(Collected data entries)
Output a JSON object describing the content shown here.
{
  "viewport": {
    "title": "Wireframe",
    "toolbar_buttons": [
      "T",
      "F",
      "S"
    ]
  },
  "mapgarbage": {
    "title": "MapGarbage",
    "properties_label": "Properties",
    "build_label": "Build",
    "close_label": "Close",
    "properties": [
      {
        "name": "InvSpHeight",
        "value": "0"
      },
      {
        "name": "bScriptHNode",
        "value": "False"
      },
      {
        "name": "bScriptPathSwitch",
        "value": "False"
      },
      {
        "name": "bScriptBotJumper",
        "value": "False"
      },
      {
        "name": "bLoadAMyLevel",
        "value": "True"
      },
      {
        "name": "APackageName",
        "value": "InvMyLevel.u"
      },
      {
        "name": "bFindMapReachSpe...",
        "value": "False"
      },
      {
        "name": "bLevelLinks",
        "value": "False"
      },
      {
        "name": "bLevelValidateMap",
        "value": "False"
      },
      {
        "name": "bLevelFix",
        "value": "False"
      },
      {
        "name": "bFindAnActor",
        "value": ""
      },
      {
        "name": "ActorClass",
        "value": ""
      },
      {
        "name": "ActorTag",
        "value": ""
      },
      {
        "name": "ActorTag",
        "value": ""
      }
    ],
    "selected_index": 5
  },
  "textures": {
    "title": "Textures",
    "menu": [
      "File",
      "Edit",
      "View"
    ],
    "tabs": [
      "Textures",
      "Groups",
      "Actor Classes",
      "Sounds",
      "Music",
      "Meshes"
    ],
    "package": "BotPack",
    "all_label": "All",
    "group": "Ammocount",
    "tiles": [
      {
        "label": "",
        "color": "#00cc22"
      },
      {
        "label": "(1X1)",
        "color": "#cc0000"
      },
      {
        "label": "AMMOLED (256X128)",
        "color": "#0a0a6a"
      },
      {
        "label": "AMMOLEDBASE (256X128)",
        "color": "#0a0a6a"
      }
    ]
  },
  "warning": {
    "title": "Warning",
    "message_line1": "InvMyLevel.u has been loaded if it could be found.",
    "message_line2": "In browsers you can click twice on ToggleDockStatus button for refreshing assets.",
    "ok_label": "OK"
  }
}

* [YOUR INSTRUCTIONS]:
Exactly reproduce every line of the records.

* [SOLVED PROBLEM]:
Output a JSON object describing the content shown here.
{
  "viewport": {
    "title": "Wireframe",
    "toolbar_buttons": [
      "T",
      "F",
      "S"
    ]
  },
  "mapgarbage": {
    "title": "MapGarbage",
    "properties_label": "Properties",
    "build_label": "Build",
    "close_label": "Close",
    "properties": [
      {
        "name": "InvSpHeight",
        "value": "0"
      },
      {
        "name": "bScriptHNode",
        "value": "False"
      },
      {
        "name": "bScriptPathSwitch",
        "value": "False"
      },
      {
        "name": "bScriptBotJumper",
        "value": "False"
      },
      {
        "name": "bLoadAMyLevel",
        "value": "True"
      },
      {
        "name": "APackageName",
        "value": "InvMyLevel.u"
      },
      {
        "name": "bFindMapReachSpe...",
        "value": "False"
      },
      {
        "name": "bLevelLinks",
        "value": "False"
      },
      {
        "name": "bLevelValidateMap",
        "value": "False"
      },
      {
        "name": "bLevelFix",
        "value": "False"
      },
      {
        "name": "bFindAnActor",
        "value": ""
      },
      {
        "name": "ActorClass",
        "value": ""
      },
      {
        "name": "ActorTag",
        "value": ""
      },
      {
        "name": "ActorTag",
        "value": ""
      }
    ],
    "selected_index": 5
  },
  "textures": {
    "title": "Textures",
    "menu": [
      "File",
      "Edit",
      "View"
    ],
    "tabs": [
      "Textures",
      "Groups",
      "Actor Classes",
      "Sounds",
      "Music",
      "Meshes"
    ],
    "package": "BotPack",
    "all_label": "All",
    "group": "Ammocount",
    "tiles": [
      {
        "label": "",
        "color": "#00cc22"
      },
      {
        "label": "(1X1)",
        "color": "#cc0000"
      },
      {
        "label": "AMMOLED (256X128)",
        "color": "#0a0a6a"
      },
      {
        "label": "AMMOLEDBASE (256X128)",
        "color": "#0a0a6a"
      }
    ]
  },
  "warning": {
    "title": "Warning",
    "message_line1": "InvMyLevel.u has been loaded if it could be found.",
    "message_line2": "In browsers you can click twice on ToggleDockStatus button for refreshing assets.",
    "ok_label": "OK"
  }
}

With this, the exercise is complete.